Each record below should be repeated precisely as written.

DATA TO USE:
[Start]
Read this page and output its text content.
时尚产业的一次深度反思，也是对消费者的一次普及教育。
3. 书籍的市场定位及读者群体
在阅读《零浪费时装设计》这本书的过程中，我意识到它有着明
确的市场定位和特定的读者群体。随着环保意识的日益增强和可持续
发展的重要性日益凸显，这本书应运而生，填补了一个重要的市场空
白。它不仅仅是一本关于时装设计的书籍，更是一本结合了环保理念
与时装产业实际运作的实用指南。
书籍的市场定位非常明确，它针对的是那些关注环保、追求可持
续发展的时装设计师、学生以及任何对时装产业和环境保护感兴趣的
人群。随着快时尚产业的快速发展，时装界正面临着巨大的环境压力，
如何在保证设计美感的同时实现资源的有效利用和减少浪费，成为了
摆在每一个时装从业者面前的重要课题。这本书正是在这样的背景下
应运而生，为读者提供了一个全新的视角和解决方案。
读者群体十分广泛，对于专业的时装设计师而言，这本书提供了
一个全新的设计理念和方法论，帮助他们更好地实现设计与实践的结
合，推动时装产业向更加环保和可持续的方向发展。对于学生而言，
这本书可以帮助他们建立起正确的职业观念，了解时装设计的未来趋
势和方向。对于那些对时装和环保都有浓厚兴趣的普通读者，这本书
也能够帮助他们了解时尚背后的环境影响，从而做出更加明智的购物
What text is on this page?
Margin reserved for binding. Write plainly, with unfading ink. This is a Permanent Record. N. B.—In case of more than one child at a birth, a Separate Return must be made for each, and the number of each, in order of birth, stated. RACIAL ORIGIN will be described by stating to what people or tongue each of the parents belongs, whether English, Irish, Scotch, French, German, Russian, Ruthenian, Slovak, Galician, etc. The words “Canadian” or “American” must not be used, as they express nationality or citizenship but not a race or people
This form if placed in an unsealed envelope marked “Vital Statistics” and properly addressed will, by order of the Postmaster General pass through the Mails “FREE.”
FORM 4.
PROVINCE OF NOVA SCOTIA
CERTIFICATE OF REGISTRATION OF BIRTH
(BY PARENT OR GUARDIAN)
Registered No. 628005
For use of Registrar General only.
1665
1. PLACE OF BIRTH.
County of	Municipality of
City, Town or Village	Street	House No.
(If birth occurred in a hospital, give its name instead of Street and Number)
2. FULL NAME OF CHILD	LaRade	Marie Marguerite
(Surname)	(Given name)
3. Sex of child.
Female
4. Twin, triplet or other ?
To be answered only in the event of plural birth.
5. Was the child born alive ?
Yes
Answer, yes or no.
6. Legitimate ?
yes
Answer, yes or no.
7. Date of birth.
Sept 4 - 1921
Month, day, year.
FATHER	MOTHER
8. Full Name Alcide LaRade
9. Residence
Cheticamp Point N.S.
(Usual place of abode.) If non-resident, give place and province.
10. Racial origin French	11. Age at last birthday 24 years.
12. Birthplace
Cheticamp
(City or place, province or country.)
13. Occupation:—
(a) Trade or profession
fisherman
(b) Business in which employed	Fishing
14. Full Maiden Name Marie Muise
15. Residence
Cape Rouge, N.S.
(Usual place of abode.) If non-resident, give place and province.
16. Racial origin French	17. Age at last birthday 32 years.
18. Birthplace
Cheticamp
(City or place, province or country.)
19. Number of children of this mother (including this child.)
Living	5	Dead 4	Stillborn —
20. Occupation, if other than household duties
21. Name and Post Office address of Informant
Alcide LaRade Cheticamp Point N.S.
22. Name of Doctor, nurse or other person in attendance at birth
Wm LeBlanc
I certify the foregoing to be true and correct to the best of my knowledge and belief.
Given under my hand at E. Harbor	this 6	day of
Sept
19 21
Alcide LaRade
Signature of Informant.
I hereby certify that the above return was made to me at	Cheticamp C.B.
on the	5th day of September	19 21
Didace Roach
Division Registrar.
[End]
EXERCISE ANSWER:
Read this page and output its text content.
时尚产业的一次深度反思，也是对消费者的一次普及教育。
3. 书籍的市场定位及读者群体
在阅读《零浪费时装设计》这本书的过程中，我意识到它有着明
确的市场定位和特定的读者群体。随着环保意识的日益增强和可持续
发展的重要性日益凸显，这本书应运而生，填补了一个重要的市场空
白。它不仅仅是一本关于时装设计的书籍，更是一本结合了环保理念
与时装产业实际运作的实用指南。
书籍的市场定位非常明确，它针对的是那些关注环保、追求可持
续发展的时装设计师、学生以及任何对时装产业和环境保护感兴趣的
人群。随着快时尚产业的快速发展，时装界正面临着巨大的环境压力，
如何在保证设计美感的同时实现资源的有效利用和减少浪费，成为了
摆在每一个时装从业者面前的重要课题。这本书正是在这样的背景下
应运而生，为读者提供了一个全新的视角和解决方案。
读者群体十分广泛，对于专业的时装设计师而言，这本书提供了
一个全新的设计理念和方法论，帮助他们更好地实现设计与实践的结
合，推动时装产业向更加环保和可持续的方向发展。对于学生而言，
这本书可以帮助他们建立起正确的职业观念，了解时装设计的未来趋
势和方向。对于那些对时装和环保都有浓厚兴趣的普通读者，这本书
也能够帮助他们了解时尚背后的环境影响，从而做出更加明智的购物
What text is on this page?
Margin reserved for binding. Write plainly, with unfading ink. This is a Permanent Record. N. B.—In case of more than one child at a birth, a Separate Return must be made for each, and the number of each, in order of birth, stated. RACIAL ORIGIN will be described by stating to what people or tongue each of the parents belongs, whether English, Irish, Scotch, French, German, Russian, Ruthenian, Slovak, Galician, etc. The words “Canadian” or “American” must not be used, as they express nationality or citizenship but not a race or people
This form if placed in an unsealed envelope marked “Vital Statistics” and properly addressed will, by order of the Postmaster General pass through the Mails “FREE.”
FORM 4.
PROVINCE OF NOVA SCOTIA
CERTIFICATE OF REGISTRATION OF BIRTH
(BY PARENT OR GUARDIAN)
Registered No. 628005
For use of Registrar General only.
1665
1. PLACE OF BIRTH.
County of	Municipality of
City, Town or Village	Street	House No.
(If birth occurred in a hospital, give its name instead of Street and Number)
2. FULL NAME OF CHILD	LaRade	Marie Marguerite
(Surname)	(Given name)
3. Sex of child.
Female
4. Twin, triplet or other ?
To be answered only in the event of plural birth.
5. Was the child born alive ?
Yes
Answer, yes or no.
6. Legitimate ?
yes
Answer, yes or no.
7. Date of birth.
Sept 4 - 1921
Month, day, year.
FATHER	MOTHER
8. Full Name Alcide LaRade
9. Residence
Cheticamp Point N.S.
(Usual place of abode.) If non-resident, give place and province.
10. Racial origin French	11. Age at last birthday 24 years.
12. Birthplace
Cheticamp
(City or place, province or country.)
13. Occupation:—
(a) Trade or profession
fisherman
(b) Business in which employed	Fishing
14. Full Maiden Name Marie Muise
15. Residence
Cape Rouge, N.S.
(Usual place of abode.) If non-resident, give place and province.
16. Racial origin French	17. Age at last birthday 32 years.
18. Birthplace
Cheticamp
(City or place, province or country.)
19. Number of children of this mother (including this child.)
Living	5	Dead 4	Stillborn —
20. Occupation, if other than household duties
21. Name and Post Office address of Informant
Alcide LaRade Cheticamp Point N.S.
22. Name of Doctor, nurse or other person in attendance at birth
Wm LeBlanc
I certify the foregoing to be true and correct to the best of my knowledge and belief.
Given under my hand at E. Harbor	this 6	day of
Sept
19 21
Alcide LaRade
Signature of Informant.
I hereby certify that the above return was made to me at	Cheticamp C.B.
on the	5th day of September	19 21
Didace Roach
Division Registrar.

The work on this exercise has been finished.